▸ EXTRACT TO READ
# Swastika Props?



## Thamesphil (Jul 22, 2005)

From Tradewinds:

German shipyard Flensburg is to redesign propeller symbols on BC Ferries’ new ship after complaints were received from people who thought they looked uncomfortably like swastikas. 

Softer, rounder versions of the design will now grace the Super-C-class vessel Coastal Renaissance, the Times Colonist newspaper reported. 

“The last thing we want to do is alienate anyone, so we have asked the shipyard to make modifications," BC spokesman Mark Stefanson said yesterday. 

BC Ferries received about 10 calls from people who thought the symbols looked like swastikas, he said. 

"We didn't see it that way,” Stefanson added. "To us, it's an international prop symbol, but, if people are concerned about it, obviously we are concerned about it, so we will make sure it's changed before she leaves Germany." 

Stefanson said he has no idea whether the fact the new ferries are being built in Germany played a role in the swastika perception. 

The new ferry will leave Germany for Canada in late October and is expected to be on the Horseshoe Bay-Departure Bay run before Christmas. 

Two other new ferries from the same shipyard will arrive in BC next year.


----------



## mclean (Jul 30, 2005)

One has to live in Victoria BC to understand the garbage that is phoned in to and printed by the local rag the Times Colonist. A lot of people here are upset that these ferries are being built in Germany, and not built locally. It would not have been remotly possible to find a local yard to build these ferries in the time frame and cost that Flensberger ahs agreed to. Not to mention a penalty, should the vessels not be completed within the agreed time. The first vessel is actually ahead of schedule and under budget.


----------



## Papa Bear (Apr 15, 2007)

Well said Mclean. It is amazing the number of people in B.C. that do not comprehend the fact that we do not have a shipbuilding industry that can compete with the big boys world wide. You would think maybe they would have clued in after the " Fast Car Fiasco ". Must be a short memory thing. While on the subject, what about the naming, what was wrong with the, " Queen of ??? ". 
This sounds more like a cruise ship than a double ender ferry on a hour and half jaunt across the Gulf of Georgia.


----------



## Papa Bear (Apr 15, 2007)

Oops. sorry about that. Should be "Fast Cat Fiasco". Don't get me wrong, I am not a great fan of B.C. Ferries as I have to use them a lot and it can be a very frustrating experience but I am very glad to see them finally building the ferries they should have built several years ago. It is nice they finally got it right.


----------



## Keltic Star (Jan 21, 2006)

[Region and label listings]
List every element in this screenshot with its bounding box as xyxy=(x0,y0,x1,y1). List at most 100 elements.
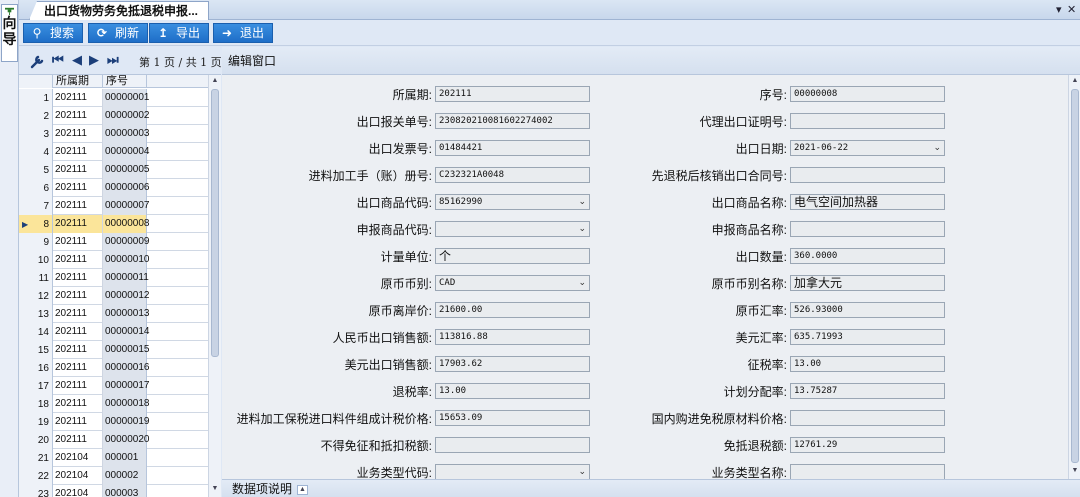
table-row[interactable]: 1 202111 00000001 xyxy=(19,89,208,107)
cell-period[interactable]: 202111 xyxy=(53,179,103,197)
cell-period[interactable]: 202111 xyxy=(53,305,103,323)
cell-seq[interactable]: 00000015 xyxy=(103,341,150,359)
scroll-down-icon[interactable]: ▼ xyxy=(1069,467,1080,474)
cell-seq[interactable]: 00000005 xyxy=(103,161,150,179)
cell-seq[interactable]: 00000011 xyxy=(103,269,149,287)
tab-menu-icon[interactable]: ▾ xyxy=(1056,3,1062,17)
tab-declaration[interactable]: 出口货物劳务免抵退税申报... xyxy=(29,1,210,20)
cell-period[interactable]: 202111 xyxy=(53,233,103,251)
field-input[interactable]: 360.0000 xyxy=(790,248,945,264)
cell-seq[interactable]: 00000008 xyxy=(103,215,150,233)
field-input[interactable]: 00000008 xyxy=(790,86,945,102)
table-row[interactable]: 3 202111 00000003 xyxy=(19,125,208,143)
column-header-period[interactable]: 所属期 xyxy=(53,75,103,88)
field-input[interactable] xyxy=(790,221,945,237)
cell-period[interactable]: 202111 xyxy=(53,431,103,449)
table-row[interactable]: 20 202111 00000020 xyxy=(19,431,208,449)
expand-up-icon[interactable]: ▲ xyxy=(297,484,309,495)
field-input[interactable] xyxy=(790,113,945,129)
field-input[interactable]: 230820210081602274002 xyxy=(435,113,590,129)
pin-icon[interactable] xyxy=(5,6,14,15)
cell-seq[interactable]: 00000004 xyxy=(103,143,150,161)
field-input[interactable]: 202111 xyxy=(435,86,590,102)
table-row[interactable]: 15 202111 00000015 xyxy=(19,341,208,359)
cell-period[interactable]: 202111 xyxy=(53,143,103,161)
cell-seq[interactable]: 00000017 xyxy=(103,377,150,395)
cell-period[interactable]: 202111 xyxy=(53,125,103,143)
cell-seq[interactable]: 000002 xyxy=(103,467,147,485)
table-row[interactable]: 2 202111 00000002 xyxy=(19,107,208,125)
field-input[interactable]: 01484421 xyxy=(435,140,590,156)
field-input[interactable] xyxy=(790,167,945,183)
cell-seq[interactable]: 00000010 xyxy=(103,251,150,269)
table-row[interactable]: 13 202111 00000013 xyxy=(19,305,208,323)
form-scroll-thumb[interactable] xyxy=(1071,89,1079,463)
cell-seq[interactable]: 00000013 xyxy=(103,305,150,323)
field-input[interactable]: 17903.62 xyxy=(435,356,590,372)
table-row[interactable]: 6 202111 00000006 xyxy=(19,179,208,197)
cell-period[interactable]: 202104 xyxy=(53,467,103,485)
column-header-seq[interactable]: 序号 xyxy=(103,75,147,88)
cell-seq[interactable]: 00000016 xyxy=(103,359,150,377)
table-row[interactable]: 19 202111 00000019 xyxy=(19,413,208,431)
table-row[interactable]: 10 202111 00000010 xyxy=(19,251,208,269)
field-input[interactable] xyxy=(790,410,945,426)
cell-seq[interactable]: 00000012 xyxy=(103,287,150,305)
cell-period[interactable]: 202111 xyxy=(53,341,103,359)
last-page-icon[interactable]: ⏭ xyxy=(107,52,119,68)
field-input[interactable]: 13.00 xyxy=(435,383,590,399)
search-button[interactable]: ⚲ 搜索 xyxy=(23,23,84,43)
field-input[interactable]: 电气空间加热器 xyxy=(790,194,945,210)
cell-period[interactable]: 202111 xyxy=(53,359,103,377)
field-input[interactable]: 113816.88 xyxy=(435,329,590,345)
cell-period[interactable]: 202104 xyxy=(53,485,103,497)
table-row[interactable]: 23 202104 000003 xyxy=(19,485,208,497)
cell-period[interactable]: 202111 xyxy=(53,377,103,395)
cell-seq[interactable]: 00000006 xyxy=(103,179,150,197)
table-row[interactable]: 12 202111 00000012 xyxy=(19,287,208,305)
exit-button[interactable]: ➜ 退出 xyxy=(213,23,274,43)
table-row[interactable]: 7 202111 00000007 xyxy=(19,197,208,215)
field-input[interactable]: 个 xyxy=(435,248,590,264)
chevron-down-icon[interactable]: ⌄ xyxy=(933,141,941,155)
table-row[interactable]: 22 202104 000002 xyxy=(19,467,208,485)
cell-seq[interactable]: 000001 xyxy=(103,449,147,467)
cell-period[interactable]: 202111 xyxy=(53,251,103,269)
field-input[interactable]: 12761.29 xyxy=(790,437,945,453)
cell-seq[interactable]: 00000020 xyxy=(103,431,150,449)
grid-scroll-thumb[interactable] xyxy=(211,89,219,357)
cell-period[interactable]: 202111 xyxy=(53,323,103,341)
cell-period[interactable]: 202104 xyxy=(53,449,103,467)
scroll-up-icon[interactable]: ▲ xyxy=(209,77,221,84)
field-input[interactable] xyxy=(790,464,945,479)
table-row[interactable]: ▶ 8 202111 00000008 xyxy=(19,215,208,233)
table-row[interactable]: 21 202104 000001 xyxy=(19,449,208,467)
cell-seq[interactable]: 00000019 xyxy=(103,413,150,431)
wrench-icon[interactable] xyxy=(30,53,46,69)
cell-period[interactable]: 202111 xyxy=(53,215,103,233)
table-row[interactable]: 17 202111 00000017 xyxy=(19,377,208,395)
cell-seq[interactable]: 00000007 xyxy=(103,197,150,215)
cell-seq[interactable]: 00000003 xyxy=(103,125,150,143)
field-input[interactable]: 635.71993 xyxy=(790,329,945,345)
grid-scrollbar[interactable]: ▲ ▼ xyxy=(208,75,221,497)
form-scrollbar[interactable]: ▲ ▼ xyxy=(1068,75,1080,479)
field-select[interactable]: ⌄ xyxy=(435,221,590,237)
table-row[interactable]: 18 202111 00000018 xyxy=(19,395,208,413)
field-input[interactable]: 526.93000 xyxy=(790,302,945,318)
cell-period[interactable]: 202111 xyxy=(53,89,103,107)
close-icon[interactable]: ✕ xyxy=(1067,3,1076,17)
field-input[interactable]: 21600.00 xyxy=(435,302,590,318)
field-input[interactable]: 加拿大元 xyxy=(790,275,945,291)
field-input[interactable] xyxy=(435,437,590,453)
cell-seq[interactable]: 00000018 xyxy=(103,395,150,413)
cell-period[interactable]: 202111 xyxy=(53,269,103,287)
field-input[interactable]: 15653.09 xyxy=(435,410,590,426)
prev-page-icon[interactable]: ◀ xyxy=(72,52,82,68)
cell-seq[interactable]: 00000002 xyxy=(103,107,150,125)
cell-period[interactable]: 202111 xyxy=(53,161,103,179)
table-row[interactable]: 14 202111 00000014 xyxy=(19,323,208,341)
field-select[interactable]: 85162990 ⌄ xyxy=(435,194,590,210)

▸ SHORT PROBLEM 1
From the forum thread on the ferry propeller symbols, list every distinct username that appears in a post heading.
▸ SHORT PROBLEM 2
Answer these questions from the forum thread on the ferry propeller symbols:
(a) About how many calls did BC Ferries receive about the symbols?
(b) When is the new ferry due to leave Germany for Canada?
(c) What name does Papa Bear correct "Fast Car Fiasco" to?
▸ SHORT PROBLEM 3
Write the next part of the forum thread on the ferry propeller symbols, starting after its final line.

▸ WRITTEN RESPONSE 1
Thamesphil, mclean, Papa Bear, Keltic Star

▸ WRITTEN RESPONSE 2
(a) About 10 calls.
(b) In late October.
(c) "Fast Cat Fiasco".

▸ WRITTEN RESPONSE 3
Papa Bear said:


> Oops. sorry about that. Should be "Fast Cat Fiasco". Don't get me wrong, I am not a great fan of B.C. Ferries as I have to use them a lot and it can be a very frustrating experience but I am very glad to see them finally building the ferries they should have built several years ago. It is nice they finally got it right.


Think you should have referred to it as the "Fat Cat Fiasco", think a few bright boy's made a lot of money from them at the taxpayers expense!
Regards
Bob


----------



## 6639 (Apr 20, 2006)

Are these complaints about symbols on ships hulls not political correctness gone mad!


----------



## non descript (Nov 18, 2005)

*sharp and angular propeller*



nhp651 said:


> Are these complaints about symbols on ships hulls not political correctness gone mad!


I think that Neil makes a very fair and reasonable comment, but having now seen the blue propeller image, it is to say the least a slightly curious shape, and I guess although the four bladed design was placed on the hull in all innocence just as a warning sign, the design itself was a little “sharp and angular” and not wholly _propeller-shaped_ in the normal diagrammatic meaning (i.e. the sign is to indicate the presence of a propeller, rather than give an accurate machine drawing of what is below the water-line), so I guess than given the country of build, it might have been a bit more on people’s minds than it would in any other part of the world.


----------



## treeve (Nov 15, 2005)

nhp651 said:


> Are these complaints about symbols on ships hulls not political correctness gone mad!


A symbol taken quite out of context, and used for evil,
and over 3,000 years of use for good and strength
is destroyed .....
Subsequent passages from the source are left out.